◆ Recorded information ◆
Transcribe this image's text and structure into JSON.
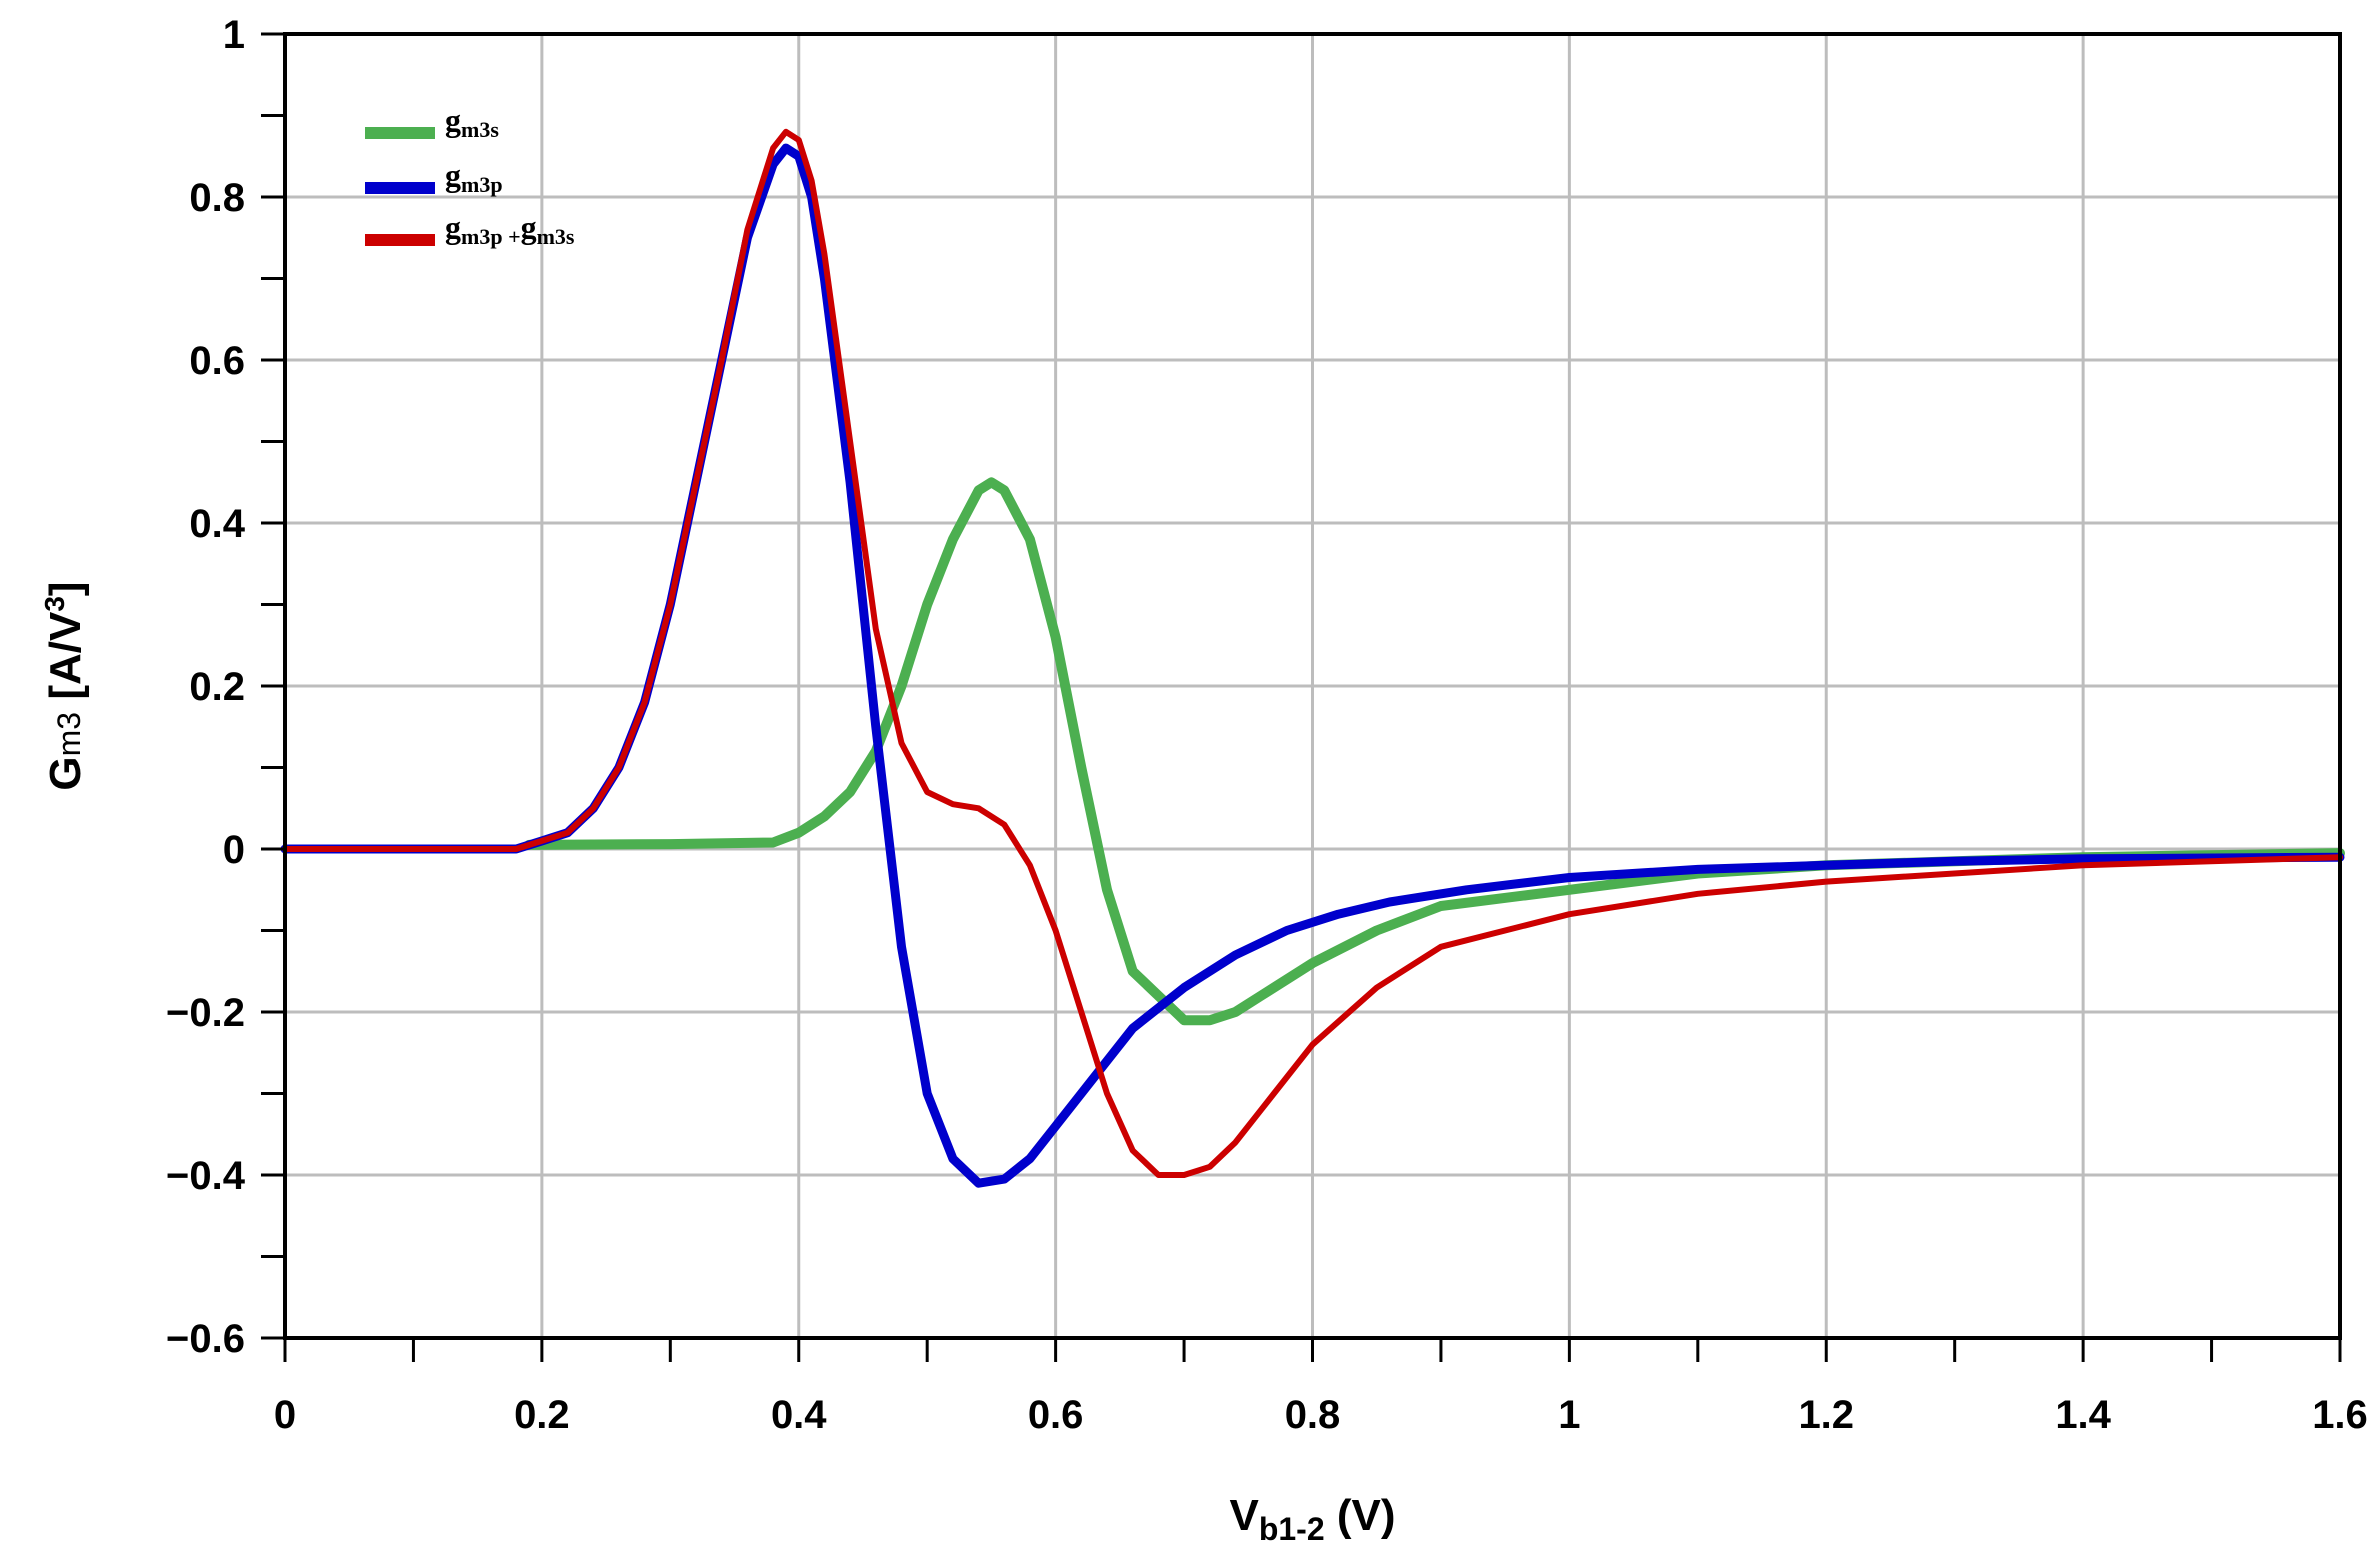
{
  "chart_data": {
    "type": "line",
    "title": "",
    "xlabel": {
      "main": "V",
      "sub": "b1-2",
      "suffix": " (V)"
    },
    "ylabel": {
      "main": "G",
      "sub": "m3",
      "suffix": " [A/V",
      "sup": "3",
      "end": "]"
    },
    "xlim": [
      0,
      1.6
    ],
    "ylim": [
      -0.6,
      1.0
    ],
    "x_ticks": [
      0,
      0.2,
      0.4,
      0.6,
      0.8,
      1.0,
      1.2,
      1.4,
      1.6
    ],
    "x_tick_labels": [
      "0",
      "0.2",
      "0.4",
      "0.6",
      "0.8",
      "1",
      "1.2",
      "1.4",
      "1.6"
    ],
    "y_ticks": [
      -0.6,
      -0.4,
      -0.2,
      0,
      0.2,
      0.4,
      0.6,
      0.8,
      1.0
    ],
    "y_tick_labels": [
      "−0.6",
      "−0.4",
      "−0.2",
      "0",
      "0.2",
      "0.4",
      "0.6",
      "0.8",
      "1"
    ],
    "grid": true,
    "legend_position": "top-left",
    "series": [
      {
        "name": "gm3s",
        "label_main": "g",
        "label_sub": "m3s",
        "color": "#4caf50",
        "x": [
          0.19,
          0.3,
          0.38,
          0.4,
          0.42,
          0.44,
          0.46,
          0.48,
          0.5,
          0.52,
          0.54,
          0.55,
          0.56,
          0.58,
          0.6,
          0.62,
          0.64,
          0.66,
          0.68,
          0.7,
          0.72,
          0.74,
          0.76,
          0.8,
          0.85,
          0.9,
          1.0,
          1.1,
          1.2,
          1.4,
          1.6
        ],
        "values": [
          0.005,
          0.006,
          0.008,
          0.02,
          0.04,
          0.07,
          0.12,
          0.2,
          0.3,
          0.38,
          0.44,
          0.45,
          0.44,
          0.38,
          0.26,
          0.1,
          -0.05,
          -0.15,
          -0.18,
          -0.21,
          -0.21,
          -0.2,
          -0.18,
          -0.14,
          -0.1,
          -0.07,
          -0.05,
          -0.03,
          -0.02,
          -0.01,
          -0.005
        ]
      },
      {
        "name": "gm3p",
        "label_main": "g",
        "label_sub": "m3p",
        "color": "#0000cc",
        "x": [
          0.0,
          0.18,
          0.2,
          0.22,
          0.24,
          0.26,
          0.28,
          0.3,
          0.32,
          0.34,
          0.36,
          0.38,
          0.39,
          0.4,
          0.41,
          0.42,
          0.44,
          0.46,
          0.48,
          0.5,
          0.52,
          0.54,
          0.56,
          0.58,
          0.6,
          0.62,
          0.64,
          0.66,
          0.7,
          0.74,
          0.78,
          0.82,
          0.86,
          0.92,
          1.0,
          1.1,
          1.2,
          1.3,
          1.4,
          1.6
        ],
        "values": [
          0,
          0,
          0.01,
          0.02,
          0.05,
          0.1,
          0.18,
          0.3,
          0.45,
          0.6,
          0.75,
          0.84,
          0.86,
          0.85,
          0.8,
          0.7,
          0.45,
          0.15,
          -0.12,
          -0.3,
          -0.38,
          -0.41,
          -0.405,
          -0.38,
          -0.34,
          -0.3,
          -0.26,
          -0.22,
          -0.17,
          -0.13,
          -0.1,
          -0.08,
          -0.065,
          -0.05,
          -0.035,
          -0.025,
          -0.02,
          -0.015,
          -0.012,
          -0.01
        ]
      },
      {
        "name": "gm3p+gm3s",
        "label_main": "g",
        "label_sub": "m3p",
        "label_sep": " +",
        "label_main2": "g",
        "label_sub2": "m3s",
        "color": "#cc0000",
        "x": [
          0.0,
          0.18,
          0.2,
          0.22,
          0.24,
          0.26,
          0.28,
          0.3,
          0.32,
          0.34,
          0.36,
          0.38,
          0.39,
          0.4,
          0.41,
          0.42,
          0.44,
          0.46,
          0.48,
          0.5,
          0.52,
          0.54,
          0.56,
          0.58,
          0.6,
          0.62,
          0.64,
          0.66,
          0.68,
          0.7,
          0.72,
          0.74,
          0.76,
          0.8,
          0.85,
          0.9,
          1.0,
          1.1,
          1.2,
          1.4,
          1.6
        ],
        "values": [
          0,
          0,
          0.01,
          0.02,
          0.05,
          0.1,
          0.18,
          0.3,
          0.45,
          0.6,
          0.76,
          0.86,
          0.88,
          0.87,
          0.82,
          0.73,
          0.5,
          0.27,
          0.13,
          0.07,
          0.055,
          0.05,
          0.03,
          -0.02,
          -0.1,
          -0.2,
          -0.3,
          -0.37,
          -0.4,
          -0.4,
          -0.39,
          -0.36,
          -0.32,
          -0.24,
          -0.17,
          -0.12,
          -0.08,
          -0.055,
          -0.04,
          -0.02,
          -0.01
        ]
      }
    ]
  }
}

◆ Stated problem ◆
Identify each line in the entries with the word "color" and copy it.

◆ Task output ◆
        "color": "#4caf50",
        "color": "#0000cc",
        "color": "#cc0000",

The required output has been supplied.